Source records:
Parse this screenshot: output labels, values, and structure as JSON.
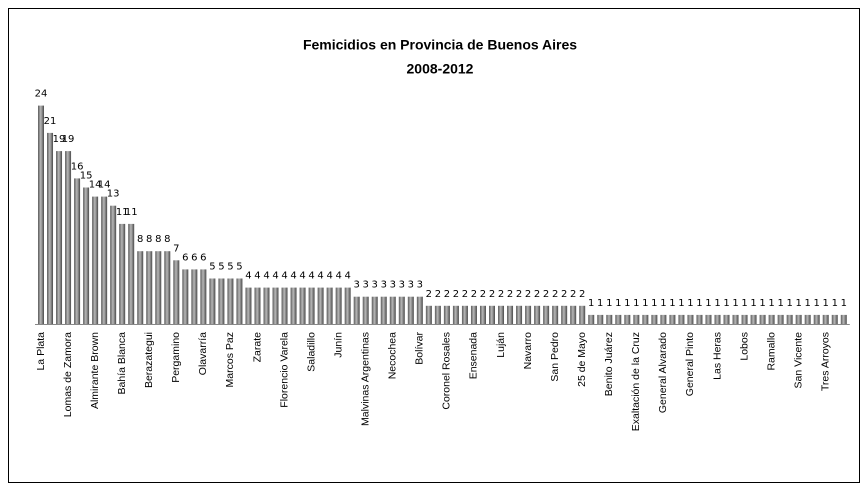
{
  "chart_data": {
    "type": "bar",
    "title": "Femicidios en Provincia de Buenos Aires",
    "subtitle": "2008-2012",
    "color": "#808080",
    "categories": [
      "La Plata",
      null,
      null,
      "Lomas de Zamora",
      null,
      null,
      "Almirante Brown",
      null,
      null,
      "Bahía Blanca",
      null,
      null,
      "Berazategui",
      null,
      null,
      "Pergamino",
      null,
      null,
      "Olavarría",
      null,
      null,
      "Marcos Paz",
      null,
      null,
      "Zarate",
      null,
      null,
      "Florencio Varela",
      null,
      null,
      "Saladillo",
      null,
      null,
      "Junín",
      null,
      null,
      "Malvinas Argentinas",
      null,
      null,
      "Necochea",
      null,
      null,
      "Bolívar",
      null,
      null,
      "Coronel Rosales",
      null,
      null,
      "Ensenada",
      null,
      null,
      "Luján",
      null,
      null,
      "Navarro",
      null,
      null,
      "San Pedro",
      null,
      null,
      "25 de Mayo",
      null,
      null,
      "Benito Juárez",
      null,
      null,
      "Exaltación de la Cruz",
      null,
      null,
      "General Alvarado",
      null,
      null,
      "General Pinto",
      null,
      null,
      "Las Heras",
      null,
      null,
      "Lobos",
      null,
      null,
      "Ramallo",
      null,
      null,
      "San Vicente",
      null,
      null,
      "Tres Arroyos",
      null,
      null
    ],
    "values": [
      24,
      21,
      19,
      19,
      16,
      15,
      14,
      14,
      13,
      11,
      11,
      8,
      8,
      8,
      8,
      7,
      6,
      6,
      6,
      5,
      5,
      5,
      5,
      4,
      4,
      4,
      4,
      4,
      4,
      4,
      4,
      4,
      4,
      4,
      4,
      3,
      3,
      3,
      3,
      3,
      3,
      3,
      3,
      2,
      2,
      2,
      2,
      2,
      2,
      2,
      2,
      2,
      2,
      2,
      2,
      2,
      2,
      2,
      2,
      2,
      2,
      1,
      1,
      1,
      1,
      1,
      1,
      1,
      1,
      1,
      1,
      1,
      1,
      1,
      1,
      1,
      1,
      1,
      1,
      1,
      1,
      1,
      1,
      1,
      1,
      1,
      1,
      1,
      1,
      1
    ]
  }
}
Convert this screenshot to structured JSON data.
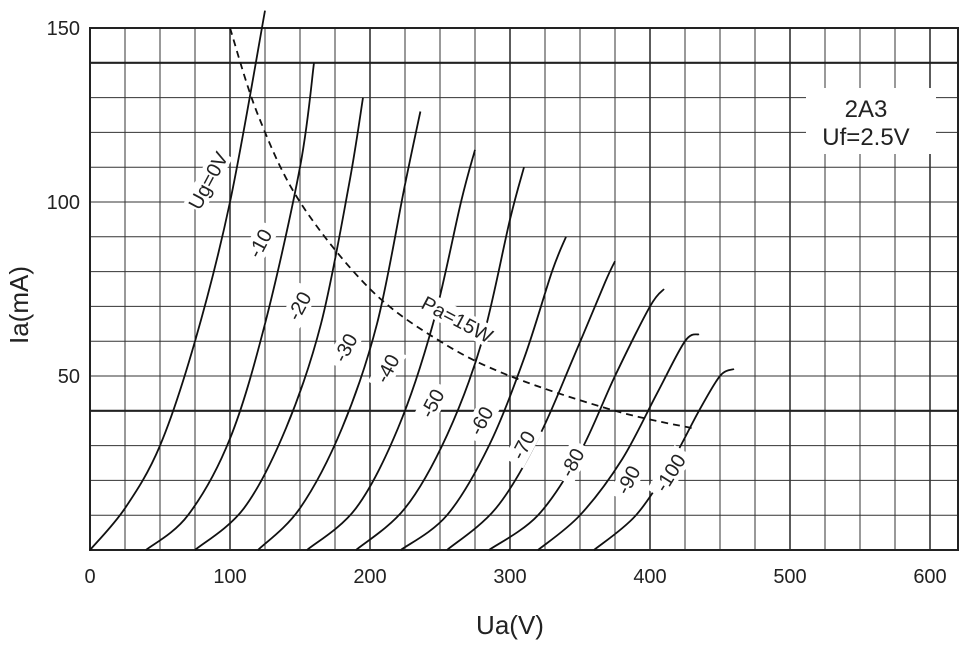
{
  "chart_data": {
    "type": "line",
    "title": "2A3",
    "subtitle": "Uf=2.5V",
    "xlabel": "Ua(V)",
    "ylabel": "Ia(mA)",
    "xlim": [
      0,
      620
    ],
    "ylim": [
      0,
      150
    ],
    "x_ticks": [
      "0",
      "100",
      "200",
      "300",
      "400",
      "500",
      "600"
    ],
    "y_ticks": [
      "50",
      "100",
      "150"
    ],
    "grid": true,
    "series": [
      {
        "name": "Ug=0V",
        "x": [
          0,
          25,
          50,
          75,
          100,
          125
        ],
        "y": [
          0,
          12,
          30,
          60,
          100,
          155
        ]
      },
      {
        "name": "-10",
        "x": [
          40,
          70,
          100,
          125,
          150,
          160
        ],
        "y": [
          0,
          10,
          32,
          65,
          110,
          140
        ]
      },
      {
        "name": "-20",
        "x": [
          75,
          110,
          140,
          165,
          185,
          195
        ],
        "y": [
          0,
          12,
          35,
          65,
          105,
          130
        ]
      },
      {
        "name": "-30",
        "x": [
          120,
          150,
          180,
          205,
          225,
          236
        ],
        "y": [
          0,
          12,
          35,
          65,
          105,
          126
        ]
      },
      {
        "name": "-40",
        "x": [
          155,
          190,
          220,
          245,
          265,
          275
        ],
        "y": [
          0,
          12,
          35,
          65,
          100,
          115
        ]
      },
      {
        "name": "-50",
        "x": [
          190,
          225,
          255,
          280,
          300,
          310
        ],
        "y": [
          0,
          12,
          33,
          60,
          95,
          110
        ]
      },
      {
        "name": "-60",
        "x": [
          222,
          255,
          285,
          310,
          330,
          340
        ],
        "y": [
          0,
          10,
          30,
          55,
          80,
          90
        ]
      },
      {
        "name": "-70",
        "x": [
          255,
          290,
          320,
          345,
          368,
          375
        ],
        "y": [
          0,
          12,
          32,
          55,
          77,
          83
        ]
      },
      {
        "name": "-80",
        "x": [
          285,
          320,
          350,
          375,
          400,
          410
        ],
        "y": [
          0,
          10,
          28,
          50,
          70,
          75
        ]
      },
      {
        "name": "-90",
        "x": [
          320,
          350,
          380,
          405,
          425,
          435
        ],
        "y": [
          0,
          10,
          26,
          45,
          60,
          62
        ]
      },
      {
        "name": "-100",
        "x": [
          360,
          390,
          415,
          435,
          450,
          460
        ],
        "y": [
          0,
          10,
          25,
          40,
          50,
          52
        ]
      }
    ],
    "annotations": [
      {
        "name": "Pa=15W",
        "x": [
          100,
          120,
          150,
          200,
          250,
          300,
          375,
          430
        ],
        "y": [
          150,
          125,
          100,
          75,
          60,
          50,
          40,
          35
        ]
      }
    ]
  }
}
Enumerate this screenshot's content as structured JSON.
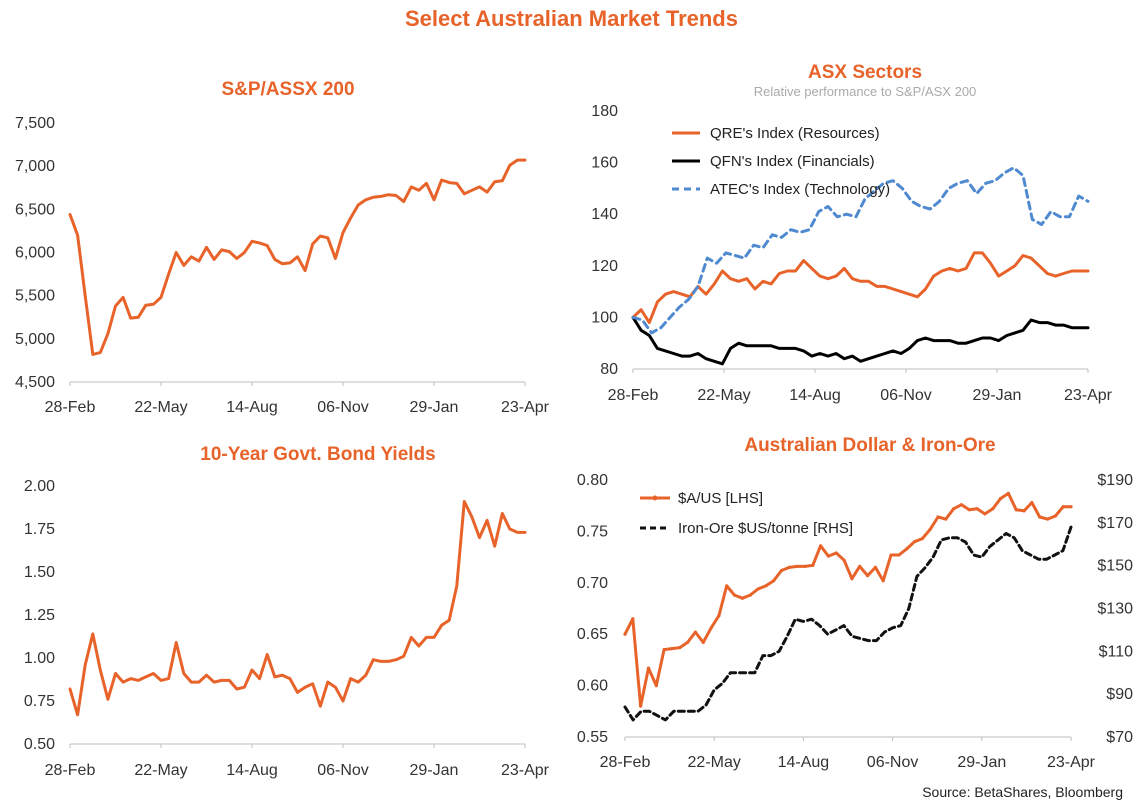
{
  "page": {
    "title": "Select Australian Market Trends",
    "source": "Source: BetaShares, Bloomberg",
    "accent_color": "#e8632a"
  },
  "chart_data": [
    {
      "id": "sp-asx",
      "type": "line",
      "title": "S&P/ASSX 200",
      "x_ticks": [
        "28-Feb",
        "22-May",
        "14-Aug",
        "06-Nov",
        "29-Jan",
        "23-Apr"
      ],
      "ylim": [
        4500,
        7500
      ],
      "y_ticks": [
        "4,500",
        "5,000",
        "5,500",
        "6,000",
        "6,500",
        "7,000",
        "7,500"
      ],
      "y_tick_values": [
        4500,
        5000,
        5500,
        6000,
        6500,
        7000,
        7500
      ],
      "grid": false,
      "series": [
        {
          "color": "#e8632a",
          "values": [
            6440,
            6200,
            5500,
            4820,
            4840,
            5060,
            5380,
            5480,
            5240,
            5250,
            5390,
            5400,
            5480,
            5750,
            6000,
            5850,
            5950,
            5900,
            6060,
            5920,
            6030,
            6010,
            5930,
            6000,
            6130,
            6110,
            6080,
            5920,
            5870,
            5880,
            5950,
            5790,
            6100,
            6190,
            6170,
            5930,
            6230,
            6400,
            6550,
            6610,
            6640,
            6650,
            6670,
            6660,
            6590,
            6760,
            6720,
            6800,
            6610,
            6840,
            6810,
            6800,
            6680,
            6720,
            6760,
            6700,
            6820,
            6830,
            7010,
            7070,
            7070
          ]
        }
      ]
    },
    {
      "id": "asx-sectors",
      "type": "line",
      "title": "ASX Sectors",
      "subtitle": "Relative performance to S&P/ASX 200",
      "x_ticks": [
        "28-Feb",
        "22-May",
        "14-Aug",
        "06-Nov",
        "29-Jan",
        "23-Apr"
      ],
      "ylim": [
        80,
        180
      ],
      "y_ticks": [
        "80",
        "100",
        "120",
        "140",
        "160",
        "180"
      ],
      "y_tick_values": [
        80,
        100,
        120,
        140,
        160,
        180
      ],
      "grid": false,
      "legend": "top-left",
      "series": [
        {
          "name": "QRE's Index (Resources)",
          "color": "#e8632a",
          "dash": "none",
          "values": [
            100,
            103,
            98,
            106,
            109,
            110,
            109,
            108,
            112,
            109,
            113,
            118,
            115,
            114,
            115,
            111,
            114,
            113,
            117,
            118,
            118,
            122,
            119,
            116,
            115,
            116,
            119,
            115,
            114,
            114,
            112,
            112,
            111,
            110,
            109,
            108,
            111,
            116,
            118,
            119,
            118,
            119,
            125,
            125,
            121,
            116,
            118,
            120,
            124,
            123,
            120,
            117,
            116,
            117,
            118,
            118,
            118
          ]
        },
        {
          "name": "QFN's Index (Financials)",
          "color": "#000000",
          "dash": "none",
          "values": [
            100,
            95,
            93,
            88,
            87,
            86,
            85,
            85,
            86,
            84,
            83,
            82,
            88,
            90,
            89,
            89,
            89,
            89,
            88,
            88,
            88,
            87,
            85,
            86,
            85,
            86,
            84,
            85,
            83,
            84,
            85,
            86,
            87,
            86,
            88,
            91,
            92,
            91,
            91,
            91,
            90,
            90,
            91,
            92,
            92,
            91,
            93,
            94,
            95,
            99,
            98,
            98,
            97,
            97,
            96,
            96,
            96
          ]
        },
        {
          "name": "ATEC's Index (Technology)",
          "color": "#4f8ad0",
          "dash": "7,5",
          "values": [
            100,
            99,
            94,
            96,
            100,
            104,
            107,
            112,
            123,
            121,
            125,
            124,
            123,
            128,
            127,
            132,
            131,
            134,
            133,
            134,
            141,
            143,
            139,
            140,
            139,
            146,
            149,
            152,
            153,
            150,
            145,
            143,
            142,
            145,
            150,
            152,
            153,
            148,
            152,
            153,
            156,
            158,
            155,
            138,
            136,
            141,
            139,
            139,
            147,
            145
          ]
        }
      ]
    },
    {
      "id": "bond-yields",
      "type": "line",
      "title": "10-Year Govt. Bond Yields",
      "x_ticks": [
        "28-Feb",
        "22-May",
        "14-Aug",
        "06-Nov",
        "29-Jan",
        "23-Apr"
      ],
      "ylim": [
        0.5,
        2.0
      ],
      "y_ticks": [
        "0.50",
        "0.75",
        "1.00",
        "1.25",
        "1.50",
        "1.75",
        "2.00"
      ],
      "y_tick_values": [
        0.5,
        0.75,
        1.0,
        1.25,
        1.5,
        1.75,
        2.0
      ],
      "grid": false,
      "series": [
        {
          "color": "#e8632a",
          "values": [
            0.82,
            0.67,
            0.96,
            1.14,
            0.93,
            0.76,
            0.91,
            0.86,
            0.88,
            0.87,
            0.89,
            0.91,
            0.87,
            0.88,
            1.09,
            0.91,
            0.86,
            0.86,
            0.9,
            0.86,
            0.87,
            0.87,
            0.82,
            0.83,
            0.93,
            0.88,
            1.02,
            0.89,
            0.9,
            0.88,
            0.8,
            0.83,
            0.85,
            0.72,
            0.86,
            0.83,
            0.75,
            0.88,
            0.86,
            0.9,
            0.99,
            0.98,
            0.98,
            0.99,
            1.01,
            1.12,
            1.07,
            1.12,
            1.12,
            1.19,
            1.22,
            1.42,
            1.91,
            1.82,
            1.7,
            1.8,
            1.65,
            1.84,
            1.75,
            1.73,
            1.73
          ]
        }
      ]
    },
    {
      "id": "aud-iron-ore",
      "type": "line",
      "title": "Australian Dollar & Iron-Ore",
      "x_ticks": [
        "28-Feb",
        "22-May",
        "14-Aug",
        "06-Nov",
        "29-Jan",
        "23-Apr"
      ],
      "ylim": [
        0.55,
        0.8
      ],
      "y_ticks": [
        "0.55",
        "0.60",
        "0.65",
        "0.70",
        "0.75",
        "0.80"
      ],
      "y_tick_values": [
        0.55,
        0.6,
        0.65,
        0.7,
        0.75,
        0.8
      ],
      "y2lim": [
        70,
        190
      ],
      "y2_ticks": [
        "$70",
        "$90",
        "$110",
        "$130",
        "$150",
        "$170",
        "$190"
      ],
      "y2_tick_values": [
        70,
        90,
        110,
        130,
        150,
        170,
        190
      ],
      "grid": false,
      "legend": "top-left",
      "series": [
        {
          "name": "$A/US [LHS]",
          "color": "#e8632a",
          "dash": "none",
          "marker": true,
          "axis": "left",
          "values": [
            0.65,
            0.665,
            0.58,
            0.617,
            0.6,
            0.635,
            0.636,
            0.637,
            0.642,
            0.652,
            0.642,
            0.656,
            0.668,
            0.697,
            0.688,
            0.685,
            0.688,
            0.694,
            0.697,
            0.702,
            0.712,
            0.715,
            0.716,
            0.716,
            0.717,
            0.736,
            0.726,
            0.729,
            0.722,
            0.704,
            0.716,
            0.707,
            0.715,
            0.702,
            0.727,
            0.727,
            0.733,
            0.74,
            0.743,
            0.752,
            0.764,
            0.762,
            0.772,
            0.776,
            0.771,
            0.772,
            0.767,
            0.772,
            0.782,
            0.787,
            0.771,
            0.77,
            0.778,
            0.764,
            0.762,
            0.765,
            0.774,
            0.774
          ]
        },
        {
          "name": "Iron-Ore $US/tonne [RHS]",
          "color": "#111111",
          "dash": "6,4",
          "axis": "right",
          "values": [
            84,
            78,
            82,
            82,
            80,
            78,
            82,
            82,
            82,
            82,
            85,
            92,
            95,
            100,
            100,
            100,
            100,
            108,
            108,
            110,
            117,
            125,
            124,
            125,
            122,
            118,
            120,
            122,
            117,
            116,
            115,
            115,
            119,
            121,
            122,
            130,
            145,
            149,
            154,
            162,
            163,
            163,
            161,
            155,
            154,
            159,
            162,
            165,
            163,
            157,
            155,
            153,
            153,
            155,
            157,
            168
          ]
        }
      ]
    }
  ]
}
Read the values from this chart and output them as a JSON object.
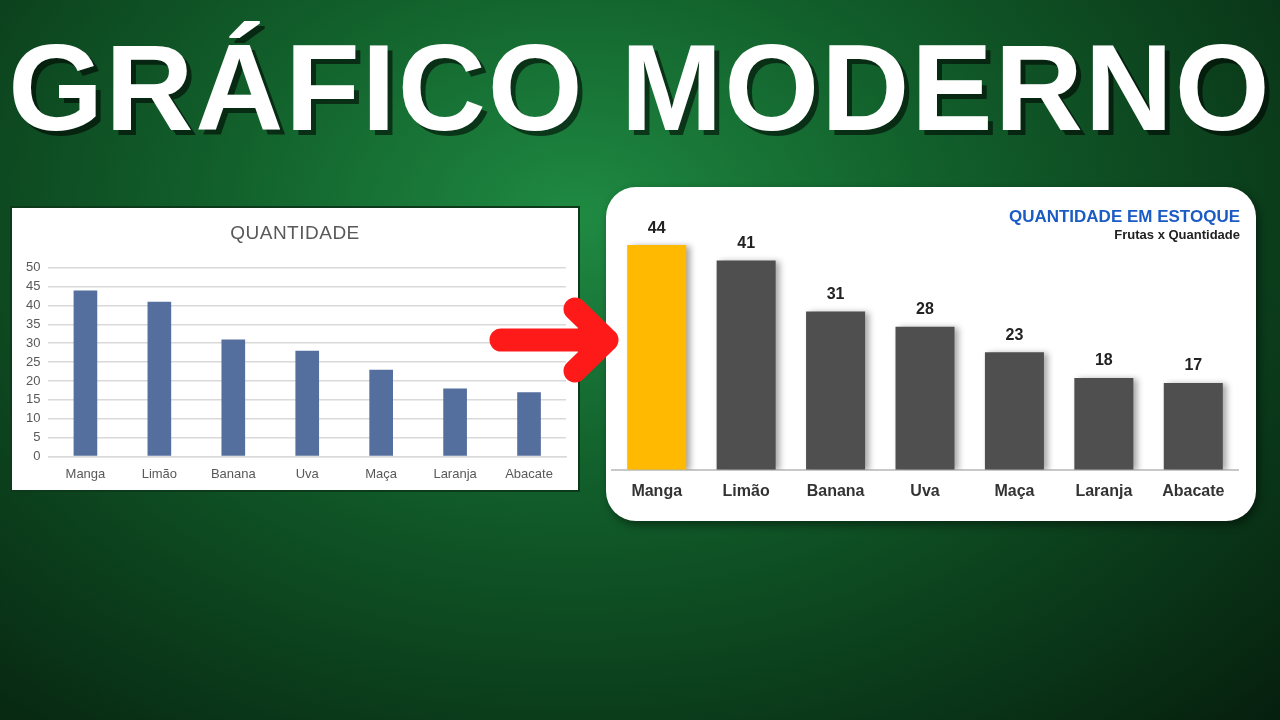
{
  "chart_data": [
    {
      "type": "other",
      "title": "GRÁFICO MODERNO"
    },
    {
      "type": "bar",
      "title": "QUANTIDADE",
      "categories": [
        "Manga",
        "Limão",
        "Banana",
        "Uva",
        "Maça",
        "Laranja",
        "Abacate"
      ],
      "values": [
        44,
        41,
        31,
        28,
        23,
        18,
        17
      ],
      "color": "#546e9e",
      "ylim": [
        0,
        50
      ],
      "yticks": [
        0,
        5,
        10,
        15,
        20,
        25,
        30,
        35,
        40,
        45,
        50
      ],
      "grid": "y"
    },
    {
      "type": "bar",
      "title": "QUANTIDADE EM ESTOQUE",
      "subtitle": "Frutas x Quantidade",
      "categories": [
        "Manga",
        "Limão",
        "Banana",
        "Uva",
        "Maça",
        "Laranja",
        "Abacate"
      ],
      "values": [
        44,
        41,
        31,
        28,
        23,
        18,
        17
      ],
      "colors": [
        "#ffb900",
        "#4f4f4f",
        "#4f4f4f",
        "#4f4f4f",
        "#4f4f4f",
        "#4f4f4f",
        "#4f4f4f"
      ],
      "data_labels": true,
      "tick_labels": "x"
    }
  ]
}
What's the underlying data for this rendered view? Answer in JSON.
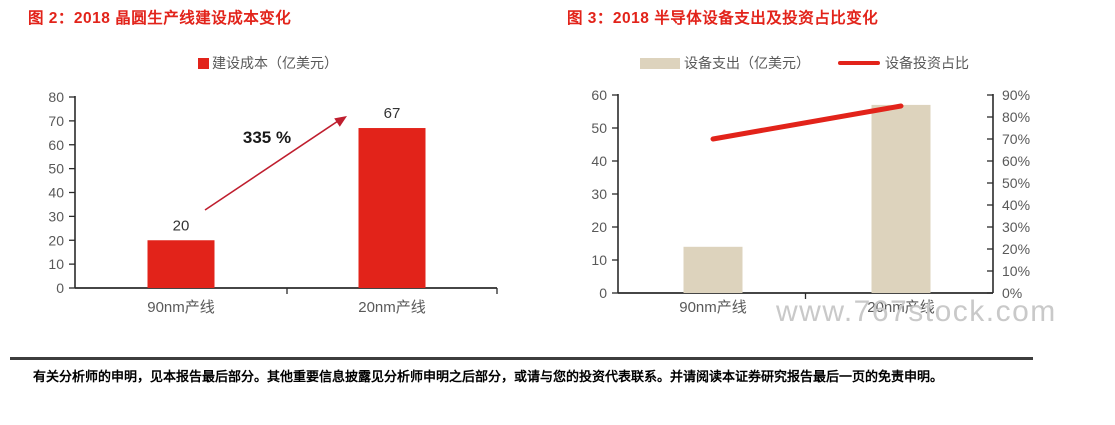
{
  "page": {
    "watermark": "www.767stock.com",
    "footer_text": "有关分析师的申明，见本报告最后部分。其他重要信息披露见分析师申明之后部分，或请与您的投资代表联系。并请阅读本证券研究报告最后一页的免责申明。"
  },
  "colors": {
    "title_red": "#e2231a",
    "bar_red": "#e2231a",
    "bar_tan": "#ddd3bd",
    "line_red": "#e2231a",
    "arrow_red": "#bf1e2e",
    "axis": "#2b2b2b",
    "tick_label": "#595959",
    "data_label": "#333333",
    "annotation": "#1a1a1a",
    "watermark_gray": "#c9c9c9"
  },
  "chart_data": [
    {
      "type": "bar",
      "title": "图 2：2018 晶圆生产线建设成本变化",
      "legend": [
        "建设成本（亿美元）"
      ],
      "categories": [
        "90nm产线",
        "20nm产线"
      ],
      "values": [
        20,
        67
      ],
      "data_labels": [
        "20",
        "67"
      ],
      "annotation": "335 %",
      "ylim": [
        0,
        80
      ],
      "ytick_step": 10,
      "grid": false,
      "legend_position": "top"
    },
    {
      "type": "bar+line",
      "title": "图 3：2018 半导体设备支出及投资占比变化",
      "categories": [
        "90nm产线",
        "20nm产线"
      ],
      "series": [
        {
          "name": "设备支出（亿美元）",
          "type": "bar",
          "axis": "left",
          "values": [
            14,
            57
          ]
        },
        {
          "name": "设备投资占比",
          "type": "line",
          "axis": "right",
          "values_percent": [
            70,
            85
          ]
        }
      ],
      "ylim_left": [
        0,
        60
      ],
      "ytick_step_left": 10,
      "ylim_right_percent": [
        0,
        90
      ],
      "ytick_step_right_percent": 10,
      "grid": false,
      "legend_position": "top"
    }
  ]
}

__SHORT PROBLEM__
Working from the material above, state how many lines contain "subtitle"; give only the number.

__ANSWER FOR THE TASK__
4